[Start]

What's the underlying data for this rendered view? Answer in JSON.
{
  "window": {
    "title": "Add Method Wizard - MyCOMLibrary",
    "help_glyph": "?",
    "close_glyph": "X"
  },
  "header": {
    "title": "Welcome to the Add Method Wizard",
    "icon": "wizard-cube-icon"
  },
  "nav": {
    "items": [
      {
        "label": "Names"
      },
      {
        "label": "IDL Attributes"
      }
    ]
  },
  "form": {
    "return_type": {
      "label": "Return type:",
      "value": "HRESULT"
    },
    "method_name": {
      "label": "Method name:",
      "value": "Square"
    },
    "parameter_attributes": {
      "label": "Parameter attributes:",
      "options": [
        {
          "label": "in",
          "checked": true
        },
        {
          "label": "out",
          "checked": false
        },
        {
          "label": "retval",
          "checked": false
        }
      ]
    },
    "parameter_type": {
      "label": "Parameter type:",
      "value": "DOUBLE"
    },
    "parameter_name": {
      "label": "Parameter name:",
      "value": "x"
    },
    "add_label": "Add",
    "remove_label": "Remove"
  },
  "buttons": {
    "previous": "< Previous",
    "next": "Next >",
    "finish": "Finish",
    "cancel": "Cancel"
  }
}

[End]

Written instruction: Extract, word for word, each line of the listing above.

Exercise result:
What's the underlying data for this rendered view? Answer in JSON.
{
  "window": {
    "title": "Add Method Wizard - MyCOMLibrary",
    "help_glyph": "?",
    "close_glyph": "X"
  },
  "header": {
    "title": "Welcome to the Add Method Wizard",
    "icon": "wizard-cube-icon"
  },
  "nav": {
    "items": [
      {
        "label": "Names"
      },
      {
        "label": "IDL Attributes"
      }
    ]
  },
  "form": {
    "return_type": {
      "label": "Return type:",
      "value": "HRESULT"
    },
    "method_name": {
      "label": "Method name:",
      "value": "Square"
    },
    "parameter_attributes": {
      "label": "Parameter attributes:",
      "options": [
        {
          "label": "in",
          "checked": true
        },
        {
          "label": "out",
          "checked": false
        },
        {
          "label": "retval",
          "checked": false
        }
      ]
    },
    "parameter_type": {
      "label": "Parameter type:",
      "value": "DOUBLE"
    },
    "parameter_name": {
      "label": "Parameter name:",
      "value": "x"
    },
    "add_label": "Add",
    "remove_label": "Remove"
  },
  "buttons": {
    "previous": "< Previous",
    "next": "Next >",
    "finish": "Finish",
    "cancel": "Cancel"
  }
}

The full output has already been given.